#### ENTRIES ####

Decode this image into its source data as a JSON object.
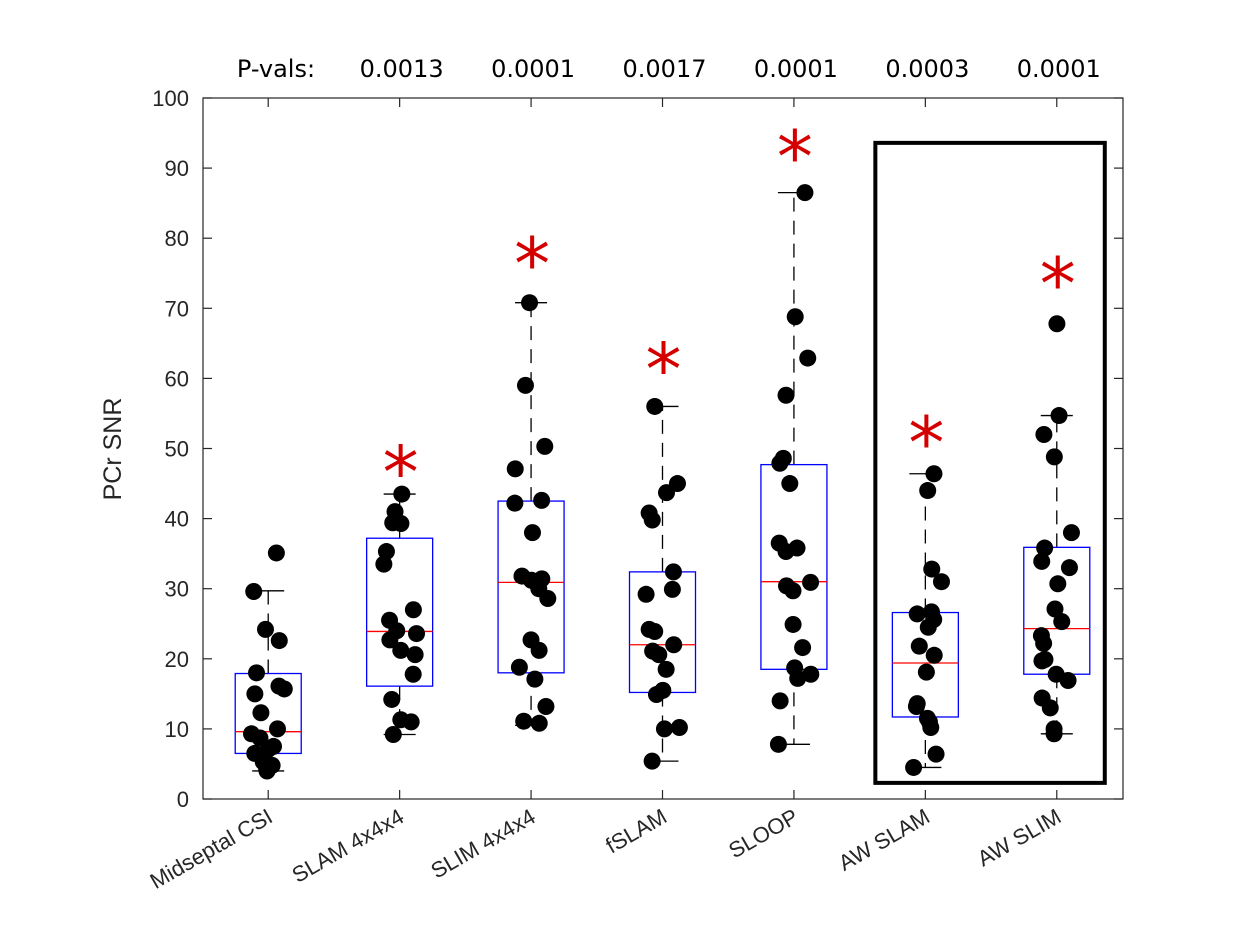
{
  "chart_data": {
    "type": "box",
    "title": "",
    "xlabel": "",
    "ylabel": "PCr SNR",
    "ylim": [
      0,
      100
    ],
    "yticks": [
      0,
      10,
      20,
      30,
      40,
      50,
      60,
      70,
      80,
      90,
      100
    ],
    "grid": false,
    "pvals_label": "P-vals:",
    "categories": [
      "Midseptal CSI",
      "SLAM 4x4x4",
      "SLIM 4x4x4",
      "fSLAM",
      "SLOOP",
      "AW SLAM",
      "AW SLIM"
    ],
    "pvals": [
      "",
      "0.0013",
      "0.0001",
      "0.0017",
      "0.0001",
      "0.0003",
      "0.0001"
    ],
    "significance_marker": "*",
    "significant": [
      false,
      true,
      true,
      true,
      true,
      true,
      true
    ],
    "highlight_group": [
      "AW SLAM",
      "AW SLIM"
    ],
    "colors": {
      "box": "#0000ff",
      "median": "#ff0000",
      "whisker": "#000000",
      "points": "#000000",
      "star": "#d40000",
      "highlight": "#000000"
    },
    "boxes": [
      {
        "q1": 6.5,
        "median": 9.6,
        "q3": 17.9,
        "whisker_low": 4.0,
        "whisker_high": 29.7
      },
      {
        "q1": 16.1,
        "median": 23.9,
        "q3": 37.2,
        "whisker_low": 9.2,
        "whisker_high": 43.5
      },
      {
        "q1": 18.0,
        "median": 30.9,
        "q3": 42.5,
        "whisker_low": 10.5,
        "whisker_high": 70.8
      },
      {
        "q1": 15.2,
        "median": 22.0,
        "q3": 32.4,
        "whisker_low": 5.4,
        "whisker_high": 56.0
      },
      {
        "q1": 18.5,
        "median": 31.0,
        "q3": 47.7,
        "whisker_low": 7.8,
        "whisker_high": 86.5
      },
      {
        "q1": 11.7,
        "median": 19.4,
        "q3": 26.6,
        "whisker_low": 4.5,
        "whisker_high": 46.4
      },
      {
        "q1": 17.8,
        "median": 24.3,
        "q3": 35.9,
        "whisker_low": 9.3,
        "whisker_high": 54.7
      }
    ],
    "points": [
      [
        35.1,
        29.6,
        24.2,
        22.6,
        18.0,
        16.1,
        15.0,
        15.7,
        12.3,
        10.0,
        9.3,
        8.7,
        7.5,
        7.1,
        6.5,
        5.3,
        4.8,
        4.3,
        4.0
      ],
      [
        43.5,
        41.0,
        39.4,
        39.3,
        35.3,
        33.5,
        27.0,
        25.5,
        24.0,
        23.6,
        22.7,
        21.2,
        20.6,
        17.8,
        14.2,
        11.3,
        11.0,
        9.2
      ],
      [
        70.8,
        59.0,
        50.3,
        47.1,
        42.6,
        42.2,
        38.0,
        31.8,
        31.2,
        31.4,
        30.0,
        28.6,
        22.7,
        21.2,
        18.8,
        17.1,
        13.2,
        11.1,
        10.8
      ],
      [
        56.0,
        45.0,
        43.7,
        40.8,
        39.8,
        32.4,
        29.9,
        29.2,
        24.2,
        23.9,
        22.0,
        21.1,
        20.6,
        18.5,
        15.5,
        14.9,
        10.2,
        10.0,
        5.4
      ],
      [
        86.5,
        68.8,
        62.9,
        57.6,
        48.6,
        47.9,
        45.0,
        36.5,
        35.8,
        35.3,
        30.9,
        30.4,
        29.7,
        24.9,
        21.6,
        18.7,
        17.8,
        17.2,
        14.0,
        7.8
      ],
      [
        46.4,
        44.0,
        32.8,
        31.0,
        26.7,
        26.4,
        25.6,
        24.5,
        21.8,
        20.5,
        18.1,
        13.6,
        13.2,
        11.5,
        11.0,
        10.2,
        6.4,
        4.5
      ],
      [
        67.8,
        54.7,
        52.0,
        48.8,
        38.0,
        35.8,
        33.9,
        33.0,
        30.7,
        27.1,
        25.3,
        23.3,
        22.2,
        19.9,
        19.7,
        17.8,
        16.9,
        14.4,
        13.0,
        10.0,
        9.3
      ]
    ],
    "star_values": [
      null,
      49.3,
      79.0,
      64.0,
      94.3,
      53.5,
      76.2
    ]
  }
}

####
#### ENTRIES ####

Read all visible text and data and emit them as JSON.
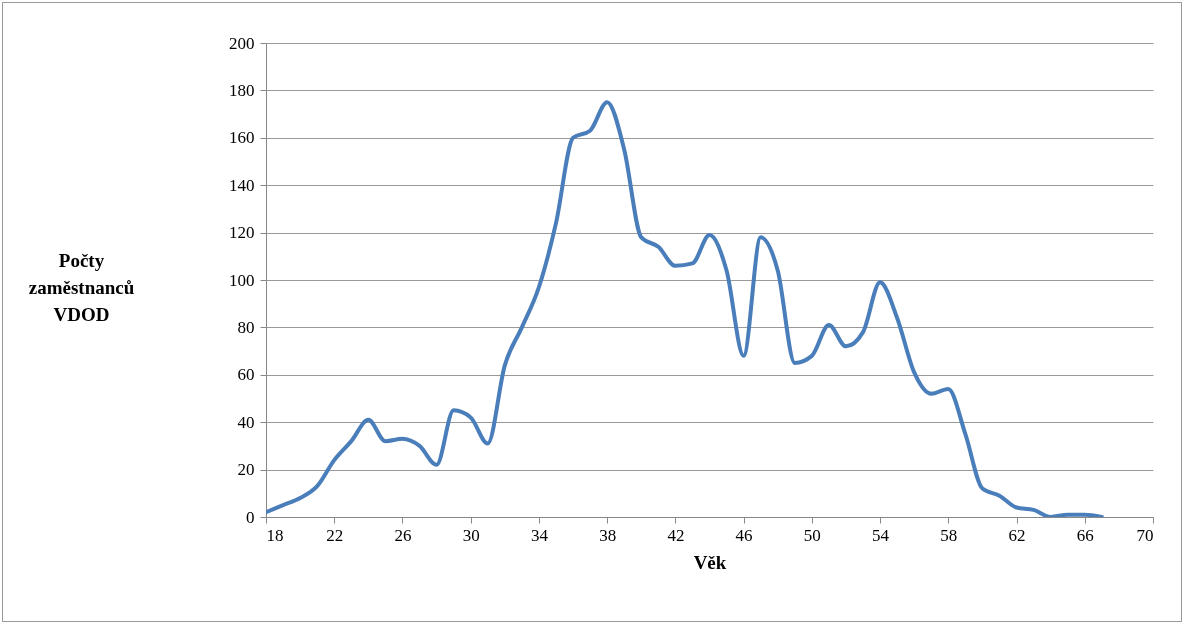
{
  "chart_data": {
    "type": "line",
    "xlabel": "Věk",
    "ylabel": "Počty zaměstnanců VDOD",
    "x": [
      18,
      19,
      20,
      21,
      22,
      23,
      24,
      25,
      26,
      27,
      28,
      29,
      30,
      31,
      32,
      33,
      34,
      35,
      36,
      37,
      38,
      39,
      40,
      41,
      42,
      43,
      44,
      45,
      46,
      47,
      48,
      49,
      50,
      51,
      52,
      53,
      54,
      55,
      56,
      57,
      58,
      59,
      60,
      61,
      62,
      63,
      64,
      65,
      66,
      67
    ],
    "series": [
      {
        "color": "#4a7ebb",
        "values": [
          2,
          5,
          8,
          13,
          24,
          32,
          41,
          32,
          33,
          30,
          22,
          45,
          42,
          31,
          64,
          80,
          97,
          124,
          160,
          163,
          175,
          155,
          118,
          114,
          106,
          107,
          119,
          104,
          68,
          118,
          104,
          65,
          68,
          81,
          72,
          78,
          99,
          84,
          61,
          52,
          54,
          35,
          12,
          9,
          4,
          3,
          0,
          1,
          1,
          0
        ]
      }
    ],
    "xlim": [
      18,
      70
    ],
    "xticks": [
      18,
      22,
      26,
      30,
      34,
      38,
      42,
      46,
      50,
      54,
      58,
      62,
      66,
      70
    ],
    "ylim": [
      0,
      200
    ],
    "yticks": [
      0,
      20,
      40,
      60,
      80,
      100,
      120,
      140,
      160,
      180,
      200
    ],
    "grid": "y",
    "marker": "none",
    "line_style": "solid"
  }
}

####

**TASK TO COMPLETE:** Lines holding the word "median" in the entries above are the ones to pull out. Copy them all.

**RESPONSE FOR THIS EXERCISE:**
      "median": "#ff0000",
        "median": 9.6,
        "median": 23.9,
        "median": 30.9,
        "median": 22.0,
        "median": 31.0,
        "median": 19.4,
        "median": 24.3,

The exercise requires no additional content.